▸ **Task to carry out**
Count the lines below that contain the word "value". Give only the number.

+++ Records for processing

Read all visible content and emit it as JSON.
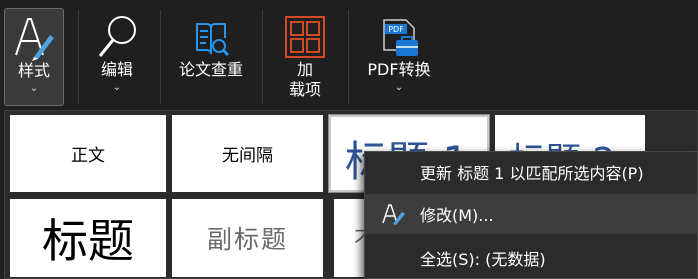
{
  "ribbon": {
    "styles_label": "样式",
    "editing_label": "编辑",
    "check_label": "论文查重",
    "addins_label_line1": "加",
    "addins_label_line2": "载项",
    "pdf_label": "PDF转换",
    "pdf_icon_text": "PDF",
    "chevron": "⌄"
  },
  "gallery": {
    "styles": [
      "正文",
      "无间隔",
      "标题 1",
      "标题 2",
      "标题",
      "副标题",
      "不"
    ]
  },
  "context_menu": {
    "items": [
      "更新 标题 1 以匹配所选内容(P)",
      "修改(M)...",
      "全选(S): (无数据)"
    ]
  },
  "colors": {
    "background": "#1f1f1f",
    "heading_blue": "#2f5496",
    "pdf_icon_blue": "#1976d2",
    "addins_orange": "#d14a22",
    "search_icon_blue": "#2196f3"
  }
}
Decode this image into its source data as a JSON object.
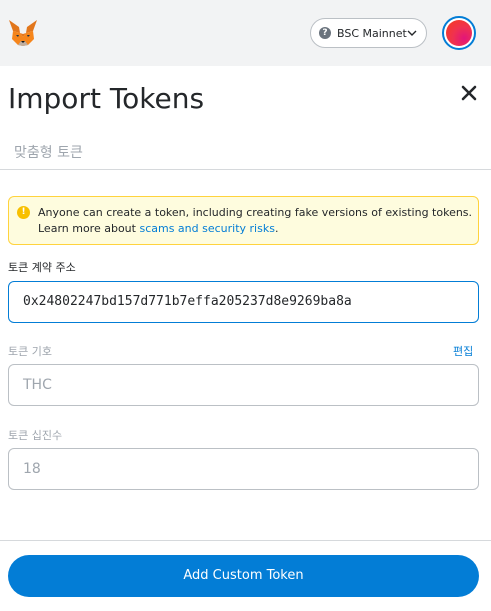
{
  "header": {
    "logo_icon": "metamask-fox-icon",
    "network": {
      "label": "BSC Mainnet",
      "icon": "help-circle-icon",
      "chevron": "chevron-down-icon"
    },
    "account_icon": "account-avatar"
  },
  "page": {
    "title": "Import Tokens",
    "close_icon": "close-icon"
  },
  "tabs": {
    "custom_token": "맞춤형 토큰"
  },
  "warning": {
    "icon": "info-icon",
    "text": "Anyone can create a token, including creating fake versions of existing tokens. Learn more about ",
    "link": "scams and security risks",
    "suffix": "."
  },
  "form": {
    "contract_address": {
      "label": "토큰 계약 주소",
      "value": "0x24802247bd157d771b7effa205237d8e9269ba8a"
    },
    "symbol": {
      "label": "토큰 기호",
      "edit_label": "편집",
      "value": "THC"
    },
    "decimals": {
      "label": "토큰 십진수",
      "value": "18"
    }
  },
  "footer": {
    "add_button": "Add Custom Token"
  },
  "colors": {
    "accent": "#037dd6",
    "header_bg": "#f2f3f4",
    "warning_bg": "#fefcde",
    "warning_border": "#ffd33d",
    "warning_icon": "#f8c000"
  }
}
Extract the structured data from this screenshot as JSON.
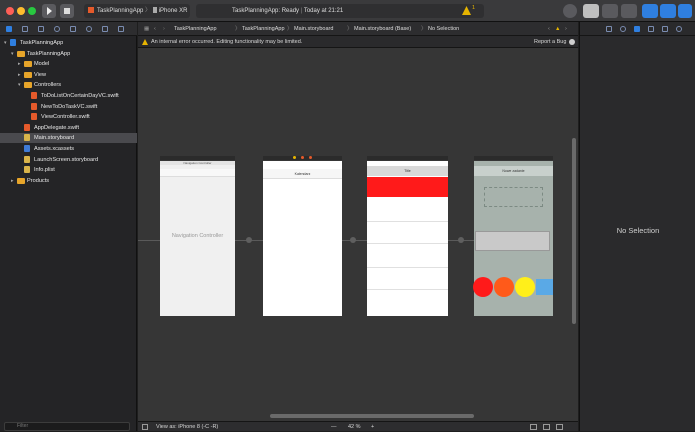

++++++

▸ **Exercise result**
3